## REQUIREMENT
Copy out all the entries word for word.

## PROVIDED DATA
○ ○ ○ ○

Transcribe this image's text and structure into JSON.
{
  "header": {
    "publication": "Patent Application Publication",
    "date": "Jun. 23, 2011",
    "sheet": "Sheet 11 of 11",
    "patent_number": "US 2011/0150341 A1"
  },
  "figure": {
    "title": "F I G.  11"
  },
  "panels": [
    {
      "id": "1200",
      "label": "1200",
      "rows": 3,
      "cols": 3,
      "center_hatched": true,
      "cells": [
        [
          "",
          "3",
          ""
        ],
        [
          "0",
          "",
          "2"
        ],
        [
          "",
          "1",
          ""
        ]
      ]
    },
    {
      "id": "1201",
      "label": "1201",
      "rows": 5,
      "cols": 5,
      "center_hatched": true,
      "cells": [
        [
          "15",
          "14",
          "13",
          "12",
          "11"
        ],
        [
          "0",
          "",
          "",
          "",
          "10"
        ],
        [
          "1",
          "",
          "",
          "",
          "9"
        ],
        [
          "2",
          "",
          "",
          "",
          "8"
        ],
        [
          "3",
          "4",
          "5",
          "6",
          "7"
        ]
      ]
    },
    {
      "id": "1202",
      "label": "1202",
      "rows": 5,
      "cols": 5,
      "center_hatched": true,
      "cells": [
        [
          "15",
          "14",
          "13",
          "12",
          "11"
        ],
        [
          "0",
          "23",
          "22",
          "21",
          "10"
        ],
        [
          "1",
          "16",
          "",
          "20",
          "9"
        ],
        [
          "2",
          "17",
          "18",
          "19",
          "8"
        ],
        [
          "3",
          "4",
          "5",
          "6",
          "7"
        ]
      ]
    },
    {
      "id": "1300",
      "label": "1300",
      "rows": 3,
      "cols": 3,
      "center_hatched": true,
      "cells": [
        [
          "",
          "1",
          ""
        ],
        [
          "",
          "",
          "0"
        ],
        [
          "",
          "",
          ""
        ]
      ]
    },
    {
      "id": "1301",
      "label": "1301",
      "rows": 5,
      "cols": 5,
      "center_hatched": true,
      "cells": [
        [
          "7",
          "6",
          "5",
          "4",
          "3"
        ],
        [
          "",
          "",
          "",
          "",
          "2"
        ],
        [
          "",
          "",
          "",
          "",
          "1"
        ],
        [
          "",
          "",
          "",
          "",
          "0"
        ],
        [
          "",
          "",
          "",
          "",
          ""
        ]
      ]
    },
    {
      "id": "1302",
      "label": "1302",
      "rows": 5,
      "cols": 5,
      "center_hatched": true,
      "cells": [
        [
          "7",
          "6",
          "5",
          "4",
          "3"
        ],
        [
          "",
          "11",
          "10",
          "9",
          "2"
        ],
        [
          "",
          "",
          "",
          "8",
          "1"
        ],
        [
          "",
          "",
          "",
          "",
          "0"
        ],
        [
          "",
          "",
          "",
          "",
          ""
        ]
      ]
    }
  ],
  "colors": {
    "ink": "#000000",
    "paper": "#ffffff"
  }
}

○ ○ ○ ○

## SOLUTION FOR THIS TASK
Transcribe this image's text and structure into JSON.
{
  "header": {
    "publication": "Patent Application Publication",
    "date": "Jun. 23, 2011",
    "sheet": "Sheet 11 of 11",
    "patent_number": "US 2011/0150341 A1"
  },
  "figure": {
    "title": "F I G.  11"
  },
  "panels": [
    {
      "id": "1200",
      "label": "1200",
      "rows": 3,
      "cols": 3,
      "center_hatched": true,
      "cells": [
        [
          "",
          "3",
          ""
        ],
        [
          "0",
          "",
          "2"
        ],
        [
          "",
          "1",
          ""
        ]
      ]
    },
    {
      "id": "1201",
      "label": "1201",
      "rows": 5,
      "cols": 5,
      "center_hatched": true,
      "cells": [
        [
          "15",
          "14",
          "13",
          "12",
          "11"
        ],
        [
          "0",
          "",
          "",
          "",
          "10"
        ],
        [
          "1",
          "",
          "",
          "",
          "9"
        ],
        [
          "2",
          "",
          "",
          "",
          "8"
        ],
        [
          "3",
          "4",
          "5",
          "6",
          "7"
        ]
      ]
    },
    {
      "id": "1202",
      "label": "1202",
      "rows": 5,
      "cols": 5,
      "center_hatched": true,
      "cells": [
        [
          "15",
          "14",
          "13",
          "12",
          "11"
        ],
        [
          "0",
          "23",
          "22",
          "21",
          "10"
        ],
        [
          "1",
          "16",
          "",
          "20",
          "9"
        ],
        [
          "2",
          "17",
          "18",
          "19",
          "8"
        ],
        [
          "3",
          "4",
          "5",
          "6",
          "7"
        ]
      ]
    },
    {
      "id": "1300",
      "label": "1300",
      "rows": 3,
      "cols": 3,
      "center_hatched": true,
      "cells": [
        [
          "",
          "1",
          ""
        ],
        [
          "",
          "",
          "0"
        ],
        [
          "",
          "",
          ""
        ]
      ]
    },
    {
      "id": "1301",
      "label": "1301",
      "rows": 5,
      "cols": 5,
      "center_hatched": true,
      "cells": [
        [
          "7",
          "6",
          "5",
          "4",
          "3"
        ],
        [
          "",
          "",
          "",
          "",
          "2"
        ],
        [
          "",
          "",
          "",
          "",
          "1"
        ],
        [
          "",
          "",
          "",
          "",
          "0"
        ],
        [
          "",
          "",
          "",
          "",
          ""
        ]
      ]
    },
    {
      "id": "1302",
      "label": "1302",
      "rows": 5,
      "cols": 5,
      "center_hatched": true,
      "cells": [
        [
          "7",
          "6",
          "5",
          "4",
          "3"
        ],
        [
          "",
          "11",
          "10",
          "9",
          "2"
        ],
        [
          "",
          "",
          "",
          "8",
          "1"
        ],
        [
          "",
          "",
          "",
          "",
          "0"
        ],
        [
          "",
          "",
          "",
          "",
          ""
        ]
      ]
    }
  ],
  "colors": {
    "ink": "#000000",
    "paper": "#ffffff"
  }
}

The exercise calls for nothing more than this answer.